◆ **EXERCISE REQUIREMENTS**
Output every line of the material exactly, omitting images.

◆ **SUPPLIED MATERIAL**
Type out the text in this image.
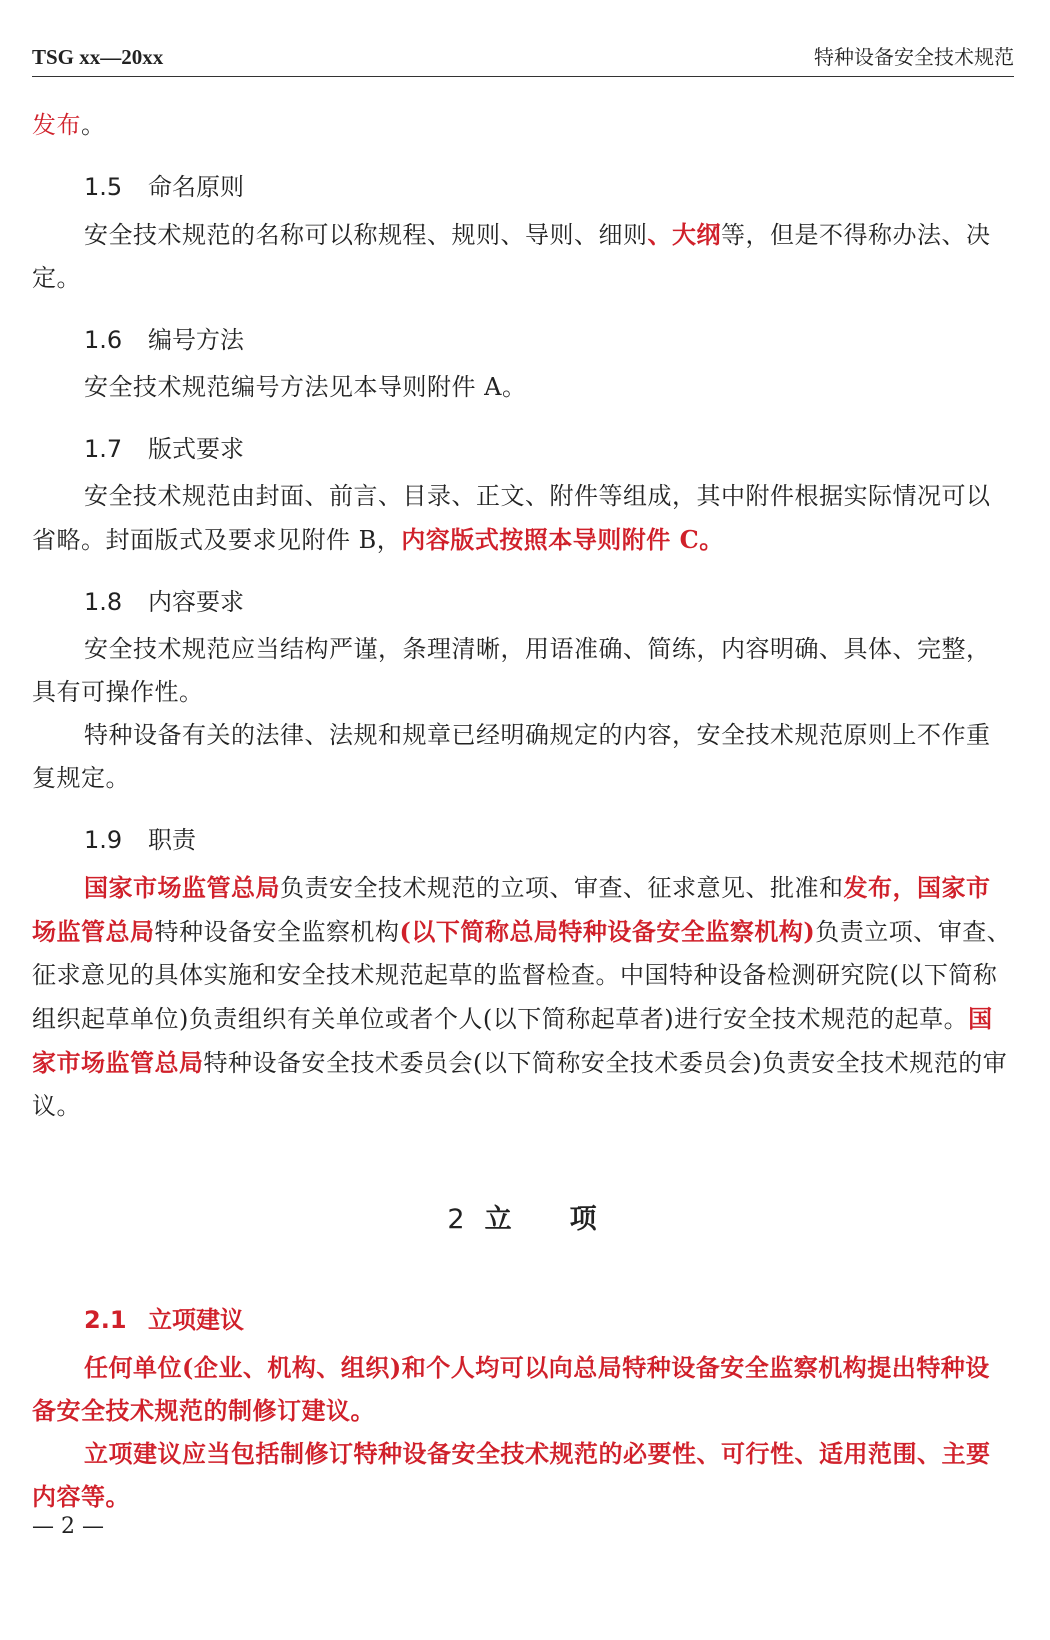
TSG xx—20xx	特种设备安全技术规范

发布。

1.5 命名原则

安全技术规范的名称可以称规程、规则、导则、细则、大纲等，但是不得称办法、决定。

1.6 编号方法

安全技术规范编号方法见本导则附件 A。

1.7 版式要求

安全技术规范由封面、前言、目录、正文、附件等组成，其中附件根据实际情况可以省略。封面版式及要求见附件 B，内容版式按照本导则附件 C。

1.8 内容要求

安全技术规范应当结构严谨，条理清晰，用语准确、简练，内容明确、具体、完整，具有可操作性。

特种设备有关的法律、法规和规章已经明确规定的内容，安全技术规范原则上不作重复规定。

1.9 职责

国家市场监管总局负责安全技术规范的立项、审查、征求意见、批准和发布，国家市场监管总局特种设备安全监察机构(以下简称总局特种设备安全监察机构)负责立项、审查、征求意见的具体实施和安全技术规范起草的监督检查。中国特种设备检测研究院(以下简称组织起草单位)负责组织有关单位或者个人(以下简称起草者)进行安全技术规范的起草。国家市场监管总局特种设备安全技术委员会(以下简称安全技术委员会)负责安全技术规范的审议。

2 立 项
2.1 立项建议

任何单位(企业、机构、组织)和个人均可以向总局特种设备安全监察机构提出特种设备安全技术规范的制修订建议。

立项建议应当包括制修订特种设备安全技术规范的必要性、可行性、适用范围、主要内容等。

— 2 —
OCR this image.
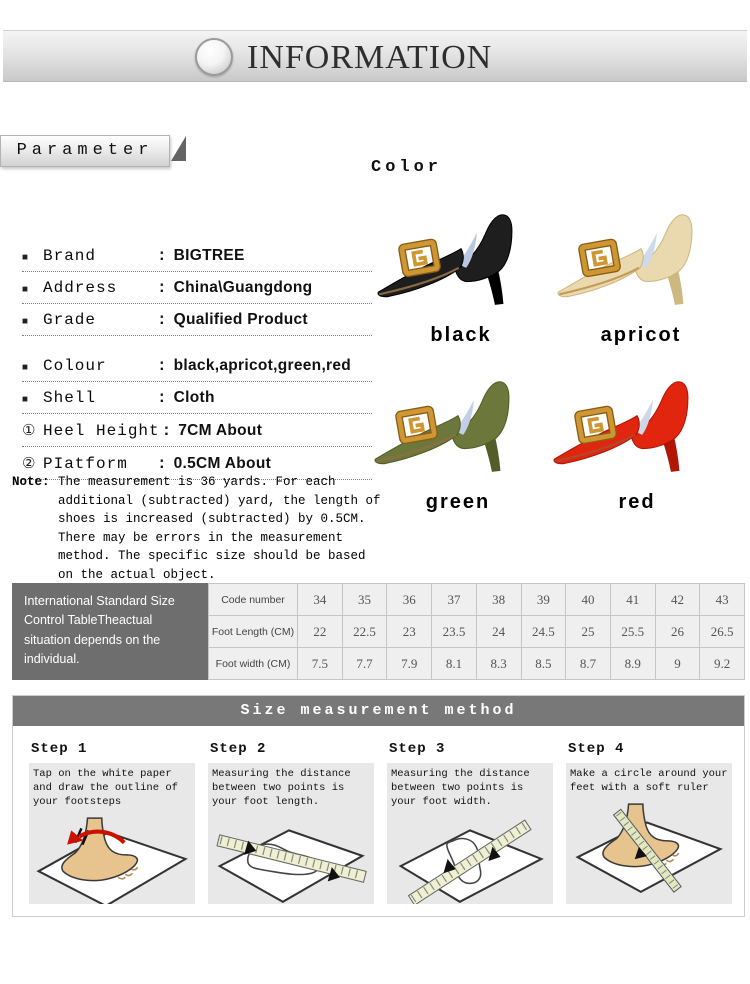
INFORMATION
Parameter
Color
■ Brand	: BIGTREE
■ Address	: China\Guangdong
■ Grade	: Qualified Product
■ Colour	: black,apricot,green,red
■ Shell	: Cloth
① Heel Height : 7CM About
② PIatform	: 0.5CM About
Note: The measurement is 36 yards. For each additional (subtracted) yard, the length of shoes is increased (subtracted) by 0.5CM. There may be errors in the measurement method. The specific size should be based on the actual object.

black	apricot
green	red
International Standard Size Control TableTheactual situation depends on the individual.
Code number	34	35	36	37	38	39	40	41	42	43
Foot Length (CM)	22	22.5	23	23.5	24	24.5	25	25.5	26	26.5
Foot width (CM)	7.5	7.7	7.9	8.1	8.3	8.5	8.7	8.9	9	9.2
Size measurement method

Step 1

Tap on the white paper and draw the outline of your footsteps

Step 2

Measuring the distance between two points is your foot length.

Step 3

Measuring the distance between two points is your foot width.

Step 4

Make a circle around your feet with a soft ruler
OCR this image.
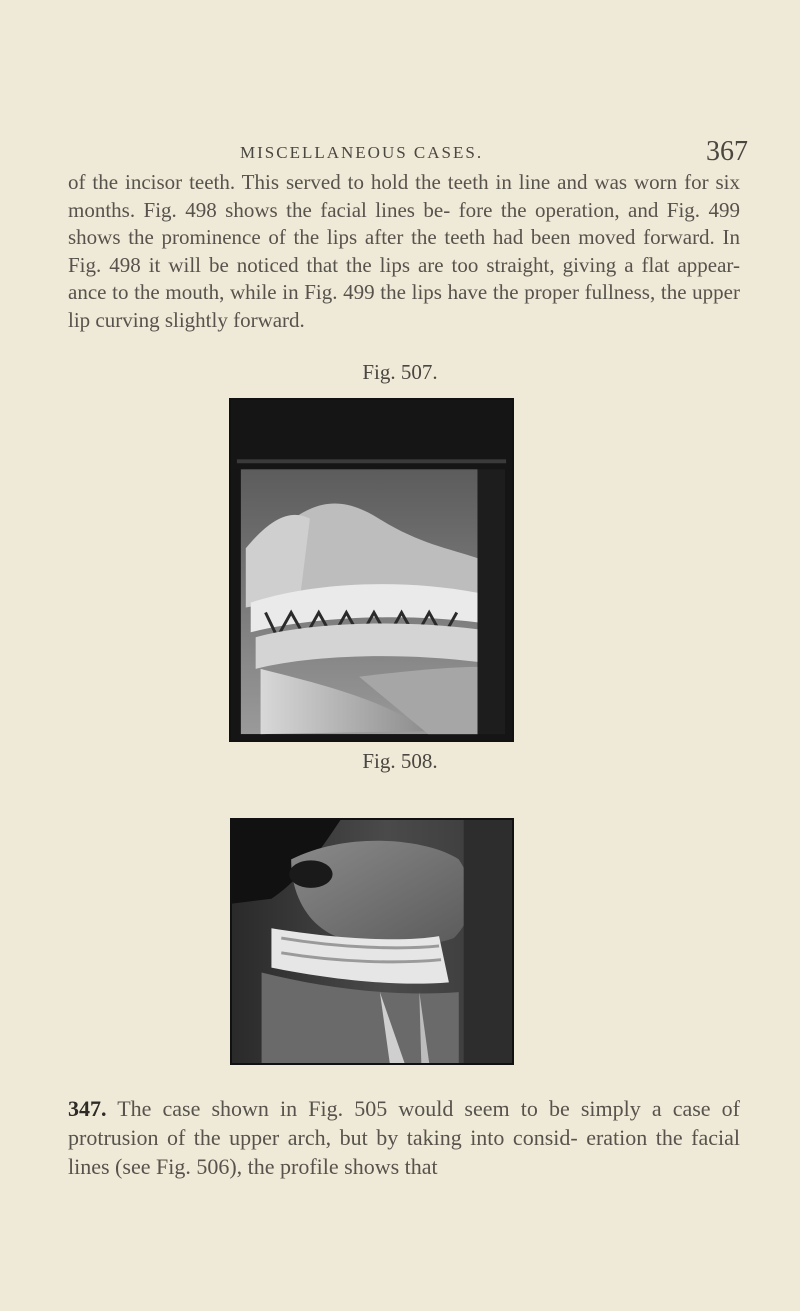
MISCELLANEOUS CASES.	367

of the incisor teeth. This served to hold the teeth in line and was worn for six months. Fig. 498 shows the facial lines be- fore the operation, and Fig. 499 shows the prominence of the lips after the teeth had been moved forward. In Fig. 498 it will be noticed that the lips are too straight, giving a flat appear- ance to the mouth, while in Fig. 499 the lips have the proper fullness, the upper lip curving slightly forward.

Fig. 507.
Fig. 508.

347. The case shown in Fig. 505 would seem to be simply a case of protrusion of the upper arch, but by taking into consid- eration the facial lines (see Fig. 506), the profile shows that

◆ **TASK SOLUTION**
Type out the text in this image.
TSG xx—20xx	特种设备安全技术规范

发布。

1.5 命名原则

安全技术规范的名称可以称规程、规则、导则、细则、大纲等，但是不得称办法、决定。

1.6 编号方法

安全技术规范编号方法见本导则附件 A。

1.7 版式要求

安全技术规范由封面、前言、目录、正文、附件等组成，其中附件根据实际情况可以省略。封面版式及要求见附件 B，内容版式按照本导则附件 C。

1.8 内容要求

安全技术规范应当结构严谨，条理清晰，用语准确、简练，内容明确、具体、完整，具有可操作性。

特种设备有关的法律、法规和规章已经明确规定的内容，安全技术规范原则上不作重复规定。

1.9 职责

国家市场监管总局负责安全技术规范的立项、审查、征求意见、批准和发布，国家市场监管总局特种设备安全监察机构(以下简称总局特种设备安全监察机构)负责立项、审查、征求意见的具体实施和安全技术规范起草的监督检查。中国特种设备检测研究院(以下简称组织起草单位)负责组织有关单位或者个人(以下简称起草者)进行安全技术规范的起草。国家市场监管总局特种设备安全技术委员会(以下简称安全技术委员会)负责安全技术规范的审议。

2 立 项
2.1 立项建议

任何单位(企业、机构、组织)和个人均可以向总局特种设备安全监察机构提出特种设备安全技术规范的制修订建议。

立项建议应当包括制修订特种设备安全技术规范的必要性、可行性、适用范围、主要内容等。

— 2 —
OCR this image.
INFORMATION
Parameter
Color
■ Brand	: BIGTREE
■ Address	: China\Guangdong
■ Grade	: Qualified Product
■ Colour	: black,apricot,green,red
■ Shell	: Cloth
① Heel Height : 7CM About
② PIatform	: 0.5CM About
Note: The measurement is 36 yards. For each additional (subtracted) yard, the length of shoes is increased (subtracted) by 0.5CM. There may be errors in the measurement method. The specific size should be based on the actual object.

black	apricot
green	red
International Standard Size Control TableTheactual situation depends on the individual.
Code number	34	35	36	37	38	39	40	41	42	43
Foot Length (CM)	22	22.5	23	23.5	24	24.5	25	25.5	26	26.5
Foot width (CM)	7.5	7.7	7.9	8.1	8.3	8.5	8.7	8.9	9	9.2
Size measurement method

Step 1

Tap on the white paper and draw the outline of your footsteps

Step 2

Measuring the distance between two points is your foot length.

Step 3

Measuring the distance between two points is your foot width.

Step 4

Make a circle around your feet with a soft ruler
OCR this image.
MISCELLANEOUS CASES.	367

of the incisor teeth. This served to hold the teeth in line and was worn for six months. Fig. 498 shows the facial lines be- fore the operation, and Fig. 499 shows the prominence of the lips after the teeth had been moved forward. In Fig. 498 it will be noticed that the lips are too straight, giving a flat appear- ance to the mouth, while in Fig. 499 the lips have the proper fullness, the upper lip curving slightly forward.

Fig. 507.
Fig. 508.

347. The case shown in Fig. 505 would seem to be simply a case of protrusion of the upper arch, but by taking into consid- eration the facial lines (see Fig. 506), the profile shows that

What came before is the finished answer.